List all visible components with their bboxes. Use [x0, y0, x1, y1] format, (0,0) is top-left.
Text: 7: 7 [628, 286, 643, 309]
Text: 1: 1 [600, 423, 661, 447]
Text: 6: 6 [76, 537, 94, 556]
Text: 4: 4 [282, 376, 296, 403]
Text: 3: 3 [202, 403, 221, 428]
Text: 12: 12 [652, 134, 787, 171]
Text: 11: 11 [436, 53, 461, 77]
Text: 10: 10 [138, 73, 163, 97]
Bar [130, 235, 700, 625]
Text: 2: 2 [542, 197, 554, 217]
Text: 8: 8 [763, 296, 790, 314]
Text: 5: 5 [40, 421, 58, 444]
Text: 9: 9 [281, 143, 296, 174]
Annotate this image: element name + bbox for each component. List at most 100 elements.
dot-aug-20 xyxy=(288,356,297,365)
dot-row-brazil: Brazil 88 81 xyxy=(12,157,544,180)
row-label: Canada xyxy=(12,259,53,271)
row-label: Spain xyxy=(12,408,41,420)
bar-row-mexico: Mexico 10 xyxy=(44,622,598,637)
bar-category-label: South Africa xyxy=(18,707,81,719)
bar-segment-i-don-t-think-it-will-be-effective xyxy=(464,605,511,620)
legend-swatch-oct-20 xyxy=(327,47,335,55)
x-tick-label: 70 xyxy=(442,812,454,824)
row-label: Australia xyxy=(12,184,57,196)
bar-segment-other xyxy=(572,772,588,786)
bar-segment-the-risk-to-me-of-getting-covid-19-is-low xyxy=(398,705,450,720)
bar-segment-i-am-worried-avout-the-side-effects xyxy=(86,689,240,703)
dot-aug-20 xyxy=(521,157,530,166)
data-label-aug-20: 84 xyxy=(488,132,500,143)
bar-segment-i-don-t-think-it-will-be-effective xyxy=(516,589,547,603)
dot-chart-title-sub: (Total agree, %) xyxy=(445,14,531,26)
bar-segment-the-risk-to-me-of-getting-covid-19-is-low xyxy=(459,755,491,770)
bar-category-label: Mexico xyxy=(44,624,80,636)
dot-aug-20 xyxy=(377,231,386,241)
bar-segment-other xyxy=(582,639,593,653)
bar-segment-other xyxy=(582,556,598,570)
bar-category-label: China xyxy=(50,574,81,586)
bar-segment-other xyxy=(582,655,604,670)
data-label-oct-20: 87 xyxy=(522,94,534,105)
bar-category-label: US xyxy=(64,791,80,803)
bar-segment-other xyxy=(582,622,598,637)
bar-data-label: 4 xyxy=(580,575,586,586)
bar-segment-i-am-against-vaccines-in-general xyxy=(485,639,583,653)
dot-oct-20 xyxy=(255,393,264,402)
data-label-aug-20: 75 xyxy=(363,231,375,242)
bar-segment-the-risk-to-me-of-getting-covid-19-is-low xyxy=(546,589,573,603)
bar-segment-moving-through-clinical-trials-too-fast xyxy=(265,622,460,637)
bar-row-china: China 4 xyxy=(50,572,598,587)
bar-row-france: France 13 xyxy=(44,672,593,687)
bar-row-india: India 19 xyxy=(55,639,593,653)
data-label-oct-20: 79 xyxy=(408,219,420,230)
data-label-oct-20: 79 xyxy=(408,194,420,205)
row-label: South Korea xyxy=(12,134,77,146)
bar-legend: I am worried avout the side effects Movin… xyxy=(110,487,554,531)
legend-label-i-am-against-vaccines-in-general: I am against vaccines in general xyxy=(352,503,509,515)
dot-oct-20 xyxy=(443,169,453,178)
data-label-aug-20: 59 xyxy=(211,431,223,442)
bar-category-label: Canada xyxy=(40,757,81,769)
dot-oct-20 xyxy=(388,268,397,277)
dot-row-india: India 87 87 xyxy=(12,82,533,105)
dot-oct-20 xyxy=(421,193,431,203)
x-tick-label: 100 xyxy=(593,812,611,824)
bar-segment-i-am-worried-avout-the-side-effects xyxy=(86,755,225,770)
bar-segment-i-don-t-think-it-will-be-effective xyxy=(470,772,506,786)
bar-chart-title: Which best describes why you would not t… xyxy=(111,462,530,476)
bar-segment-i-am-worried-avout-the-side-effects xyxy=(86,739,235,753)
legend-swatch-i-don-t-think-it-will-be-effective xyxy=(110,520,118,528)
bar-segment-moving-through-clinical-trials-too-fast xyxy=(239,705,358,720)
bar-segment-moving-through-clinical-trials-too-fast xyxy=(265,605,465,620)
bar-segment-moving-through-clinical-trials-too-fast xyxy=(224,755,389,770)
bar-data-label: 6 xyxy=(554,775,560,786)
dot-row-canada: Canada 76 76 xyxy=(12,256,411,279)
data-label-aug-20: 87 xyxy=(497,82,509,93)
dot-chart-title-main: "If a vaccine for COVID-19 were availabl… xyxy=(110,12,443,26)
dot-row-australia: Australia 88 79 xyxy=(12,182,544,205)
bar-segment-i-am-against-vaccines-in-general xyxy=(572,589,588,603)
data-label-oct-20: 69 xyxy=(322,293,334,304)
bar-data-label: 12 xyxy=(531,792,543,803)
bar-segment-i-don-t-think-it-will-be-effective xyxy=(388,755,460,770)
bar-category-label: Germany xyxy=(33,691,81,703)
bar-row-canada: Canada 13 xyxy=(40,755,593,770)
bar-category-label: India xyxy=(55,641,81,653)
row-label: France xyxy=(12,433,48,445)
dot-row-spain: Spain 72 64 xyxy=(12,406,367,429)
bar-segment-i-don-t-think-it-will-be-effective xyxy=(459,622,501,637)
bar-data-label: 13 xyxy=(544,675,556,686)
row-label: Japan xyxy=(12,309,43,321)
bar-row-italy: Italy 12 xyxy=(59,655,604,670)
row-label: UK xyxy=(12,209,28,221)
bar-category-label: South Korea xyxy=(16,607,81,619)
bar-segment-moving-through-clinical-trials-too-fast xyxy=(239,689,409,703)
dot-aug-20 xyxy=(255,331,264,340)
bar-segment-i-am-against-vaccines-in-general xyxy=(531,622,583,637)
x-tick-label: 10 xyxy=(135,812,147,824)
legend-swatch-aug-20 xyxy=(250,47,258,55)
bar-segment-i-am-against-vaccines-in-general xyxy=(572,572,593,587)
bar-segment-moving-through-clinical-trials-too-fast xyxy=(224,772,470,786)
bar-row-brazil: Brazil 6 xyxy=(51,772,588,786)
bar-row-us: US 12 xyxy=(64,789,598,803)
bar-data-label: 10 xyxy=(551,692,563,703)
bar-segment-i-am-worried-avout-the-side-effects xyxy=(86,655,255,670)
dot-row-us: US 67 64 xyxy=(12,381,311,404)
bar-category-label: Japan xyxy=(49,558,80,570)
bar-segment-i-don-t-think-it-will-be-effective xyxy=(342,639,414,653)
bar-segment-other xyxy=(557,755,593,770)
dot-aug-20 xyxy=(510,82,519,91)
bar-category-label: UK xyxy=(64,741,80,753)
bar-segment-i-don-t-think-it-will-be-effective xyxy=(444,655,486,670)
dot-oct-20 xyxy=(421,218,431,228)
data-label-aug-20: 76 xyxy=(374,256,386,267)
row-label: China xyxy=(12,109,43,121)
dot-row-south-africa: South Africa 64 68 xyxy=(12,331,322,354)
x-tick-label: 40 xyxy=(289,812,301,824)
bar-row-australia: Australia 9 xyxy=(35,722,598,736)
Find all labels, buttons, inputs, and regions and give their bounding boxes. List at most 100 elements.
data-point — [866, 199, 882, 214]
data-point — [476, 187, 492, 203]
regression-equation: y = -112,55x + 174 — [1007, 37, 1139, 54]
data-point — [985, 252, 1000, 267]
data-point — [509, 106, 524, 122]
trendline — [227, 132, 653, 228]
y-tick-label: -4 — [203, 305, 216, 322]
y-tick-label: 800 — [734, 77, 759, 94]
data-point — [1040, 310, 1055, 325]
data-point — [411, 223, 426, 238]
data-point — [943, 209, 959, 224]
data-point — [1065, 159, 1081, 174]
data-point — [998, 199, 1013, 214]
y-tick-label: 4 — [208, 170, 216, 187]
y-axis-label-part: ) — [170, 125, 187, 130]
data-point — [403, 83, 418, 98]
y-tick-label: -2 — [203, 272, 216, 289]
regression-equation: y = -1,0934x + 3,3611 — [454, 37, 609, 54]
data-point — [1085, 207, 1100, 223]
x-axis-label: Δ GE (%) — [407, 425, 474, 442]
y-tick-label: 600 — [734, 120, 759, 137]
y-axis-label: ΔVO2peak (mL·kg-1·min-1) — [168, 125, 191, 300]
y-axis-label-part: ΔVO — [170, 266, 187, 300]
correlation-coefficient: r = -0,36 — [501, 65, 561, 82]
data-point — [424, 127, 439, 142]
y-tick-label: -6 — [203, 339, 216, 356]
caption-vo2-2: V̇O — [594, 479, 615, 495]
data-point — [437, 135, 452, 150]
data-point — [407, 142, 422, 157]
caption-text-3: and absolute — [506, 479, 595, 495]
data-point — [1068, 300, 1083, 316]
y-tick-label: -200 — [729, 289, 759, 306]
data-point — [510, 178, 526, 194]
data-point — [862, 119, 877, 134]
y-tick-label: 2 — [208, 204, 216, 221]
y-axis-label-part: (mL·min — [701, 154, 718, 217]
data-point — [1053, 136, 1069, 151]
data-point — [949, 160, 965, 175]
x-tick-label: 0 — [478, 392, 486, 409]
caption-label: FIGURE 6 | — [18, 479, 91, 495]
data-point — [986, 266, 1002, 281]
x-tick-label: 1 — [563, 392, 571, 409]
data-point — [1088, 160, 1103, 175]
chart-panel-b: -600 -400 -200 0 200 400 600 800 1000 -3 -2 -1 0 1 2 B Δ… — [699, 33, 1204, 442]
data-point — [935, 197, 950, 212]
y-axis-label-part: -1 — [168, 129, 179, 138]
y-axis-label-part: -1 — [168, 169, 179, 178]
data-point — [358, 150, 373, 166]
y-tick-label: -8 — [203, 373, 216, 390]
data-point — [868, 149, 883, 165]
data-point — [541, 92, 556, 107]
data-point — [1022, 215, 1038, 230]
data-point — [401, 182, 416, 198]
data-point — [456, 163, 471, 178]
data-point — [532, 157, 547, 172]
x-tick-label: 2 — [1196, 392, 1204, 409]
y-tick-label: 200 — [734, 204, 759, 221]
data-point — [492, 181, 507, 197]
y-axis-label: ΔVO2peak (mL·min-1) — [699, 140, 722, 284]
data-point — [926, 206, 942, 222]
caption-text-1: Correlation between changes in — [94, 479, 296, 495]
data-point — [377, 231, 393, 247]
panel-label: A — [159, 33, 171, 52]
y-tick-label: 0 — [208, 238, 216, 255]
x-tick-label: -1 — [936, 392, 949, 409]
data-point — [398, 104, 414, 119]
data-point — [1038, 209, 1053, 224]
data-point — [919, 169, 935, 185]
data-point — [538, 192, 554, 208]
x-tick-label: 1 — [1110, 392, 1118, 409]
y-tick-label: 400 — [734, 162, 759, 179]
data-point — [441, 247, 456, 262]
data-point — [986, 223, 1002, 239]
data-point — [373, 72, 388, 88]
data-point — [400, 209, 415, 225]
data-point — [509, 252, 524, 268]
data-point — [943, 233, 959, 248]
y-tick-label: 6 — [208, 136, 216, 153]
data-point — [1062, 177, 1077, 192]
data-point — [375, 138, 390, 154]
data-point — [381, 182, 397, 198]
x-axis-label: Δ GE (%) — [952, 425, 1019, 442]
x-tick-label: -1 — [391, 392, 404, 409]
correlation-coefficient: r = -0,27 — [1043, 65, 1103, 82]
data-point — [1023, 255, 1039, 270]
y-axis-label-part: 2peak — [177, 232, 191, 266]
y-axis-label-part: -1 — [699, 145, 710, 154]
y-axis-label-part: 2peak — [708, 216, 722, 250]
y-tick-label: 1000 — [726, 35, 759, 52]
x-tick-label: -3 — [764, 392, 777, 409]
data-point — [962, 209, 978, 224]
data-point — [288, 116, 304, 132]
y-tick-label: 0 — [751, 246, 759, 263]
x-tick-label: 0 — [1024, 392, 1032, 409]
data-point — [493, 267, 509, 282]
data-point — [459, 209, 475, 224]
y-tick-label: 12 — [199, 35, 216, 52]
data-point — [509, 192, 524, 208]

*Task to carry out*
Render the items as a Markdown table with the columns Row and Item Line, beginning with the first line and continuing through the line containing "Text: 12: 12 [652, 134, 787, 171]", both included. Omit any blank lines.

*Output for this task*
| Row | Item Line |
|---|---|
| 1 | List all visible components with their bboxes. Use [x0, y0, x1, y1] format, (0,0) is top-left. |
| 2 | Text: 7: 7 [628, 286, 643, 309] |
| 3 | Text: 1: 1 [600, 423, 661, 447] |
| 4 | Text: 6: 6 [76, 537, 94, 556] |
| 5 | Text: 4: 4 [282, 376, 296, 403] |
| 6 | Text: 3: 3 [202, 403, 221, 428] |
| 7 | Text: 12: 12 [652, 134, 787, 171] |